[Text content records for pages]
_ _ _ _
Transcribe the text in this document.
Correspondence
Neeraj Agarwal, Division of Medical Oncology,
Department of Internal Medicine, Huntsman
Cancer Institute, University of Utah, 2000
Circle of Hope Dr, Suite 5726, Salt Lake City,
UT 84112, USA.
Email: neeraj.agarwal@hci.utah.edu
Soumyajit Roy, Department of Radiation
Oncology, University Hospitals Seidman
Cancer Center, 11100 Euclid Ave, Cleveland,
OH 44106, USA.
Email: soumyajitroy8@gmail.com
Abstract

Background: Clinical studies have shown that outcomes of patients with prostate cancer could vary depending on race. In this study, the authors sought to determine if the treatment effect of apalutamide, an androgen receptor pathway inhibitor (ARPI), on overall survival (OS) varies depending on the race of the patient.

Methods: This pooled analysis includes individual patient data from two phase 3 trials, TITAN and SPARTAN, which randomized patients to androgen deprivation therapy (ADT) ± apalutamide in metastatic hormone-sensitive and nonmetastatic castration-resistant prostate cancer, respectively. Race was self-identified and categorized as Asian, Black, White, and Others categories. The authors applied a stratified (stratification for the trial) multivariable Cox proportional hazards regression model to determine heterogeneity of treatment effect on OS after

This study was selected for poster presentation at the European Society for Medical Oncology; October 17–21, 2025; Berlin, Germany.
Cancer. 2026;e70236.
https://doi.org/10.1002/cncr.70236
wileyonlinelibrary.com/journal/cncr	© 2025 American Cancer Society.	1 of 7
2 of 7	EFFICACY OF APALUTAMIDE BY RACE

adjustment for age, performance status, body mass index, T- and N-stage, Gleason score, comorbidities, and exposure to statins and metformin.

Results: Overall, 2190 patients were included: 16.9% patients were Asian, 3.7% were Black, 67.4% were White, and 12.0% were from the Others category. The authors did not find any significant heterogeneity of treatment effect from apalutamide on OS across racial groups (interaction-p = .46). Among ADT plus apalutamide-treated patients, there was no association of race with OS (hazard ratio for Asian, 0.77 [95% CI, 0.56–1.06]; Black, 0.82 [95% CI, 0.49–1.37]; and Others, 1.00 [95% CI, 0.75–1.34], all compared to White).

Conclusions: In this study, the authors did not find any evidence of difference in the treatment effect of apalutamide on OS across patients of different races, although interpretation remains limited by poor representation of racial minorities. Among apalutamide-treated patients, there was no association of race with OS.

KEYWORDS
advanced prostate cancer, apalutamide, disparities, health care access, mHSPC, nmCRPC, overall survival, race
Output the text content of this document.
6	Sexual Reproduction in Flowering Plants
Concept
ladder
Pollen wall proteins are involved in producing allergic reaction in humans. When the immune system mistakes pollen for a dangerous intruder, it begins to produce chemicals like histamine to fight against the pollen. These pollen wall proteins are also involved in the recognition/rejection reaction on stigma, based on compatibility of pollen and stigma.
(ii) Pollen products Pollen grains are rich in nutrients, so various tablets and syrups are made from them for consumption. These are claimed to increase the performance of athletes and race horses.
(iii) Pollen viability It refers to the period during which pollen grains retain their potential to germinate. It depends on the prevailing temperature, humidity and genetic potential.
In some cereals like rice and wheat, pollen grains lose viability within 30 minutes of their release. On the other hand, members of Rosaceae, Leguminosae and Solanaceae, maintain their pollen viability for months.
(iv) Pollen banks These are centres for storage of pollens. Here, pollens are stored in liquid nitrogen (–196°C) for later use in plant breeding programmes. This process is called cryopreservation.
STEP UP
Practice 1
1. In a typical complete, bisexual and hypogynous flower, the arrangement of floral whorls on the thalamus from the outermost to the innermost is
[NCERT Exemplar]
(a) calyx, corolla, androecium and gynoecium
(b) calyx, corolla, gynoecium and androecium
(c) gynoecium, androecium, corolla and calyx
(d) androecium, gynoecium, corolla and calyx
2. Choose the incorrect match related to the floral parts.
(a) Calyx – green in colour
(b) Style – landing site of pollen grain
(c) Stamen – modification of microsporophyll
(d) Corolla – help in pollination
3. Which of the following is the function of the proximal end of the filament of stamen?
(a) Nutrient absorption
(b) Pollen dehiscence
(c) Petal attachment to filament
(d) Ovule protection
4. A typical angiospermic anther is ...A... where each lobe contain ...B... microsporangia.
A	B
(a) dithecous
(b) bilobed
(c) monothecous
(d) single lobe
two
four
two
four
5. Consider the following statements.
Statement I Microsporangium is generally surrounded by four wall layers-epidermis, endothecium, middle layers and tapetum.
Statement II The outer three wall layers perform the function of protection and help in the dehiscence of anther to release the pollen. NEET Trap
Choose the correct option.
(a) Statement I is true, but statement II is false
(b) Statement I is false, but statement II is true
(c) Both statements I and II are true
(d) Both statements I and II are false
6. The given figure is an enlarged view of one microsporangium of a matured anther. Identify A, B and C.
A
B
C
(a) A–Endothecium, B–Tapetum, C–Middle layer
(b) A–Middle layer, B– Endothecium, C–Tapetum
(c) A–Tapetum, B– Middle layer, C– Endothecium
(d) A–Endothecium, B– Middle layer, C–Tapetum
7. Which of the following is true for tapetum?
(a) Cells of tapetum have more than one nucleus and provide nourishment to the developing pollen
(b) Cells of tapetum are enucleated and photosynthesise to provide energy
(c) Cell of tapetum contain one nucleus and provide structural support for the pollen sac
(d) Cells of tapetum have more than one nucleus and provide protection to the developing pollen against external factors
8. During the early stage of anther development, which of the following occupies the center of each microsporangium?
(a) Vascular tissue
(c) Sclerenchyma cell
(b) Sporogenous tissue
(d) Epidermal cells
_ _ _ _
ABOUT THIS EXERCISE:
Across the data shown above, how many lines carry the string "true"? Reply with the figure by itself.

RESULT FOR THIS TASK:
4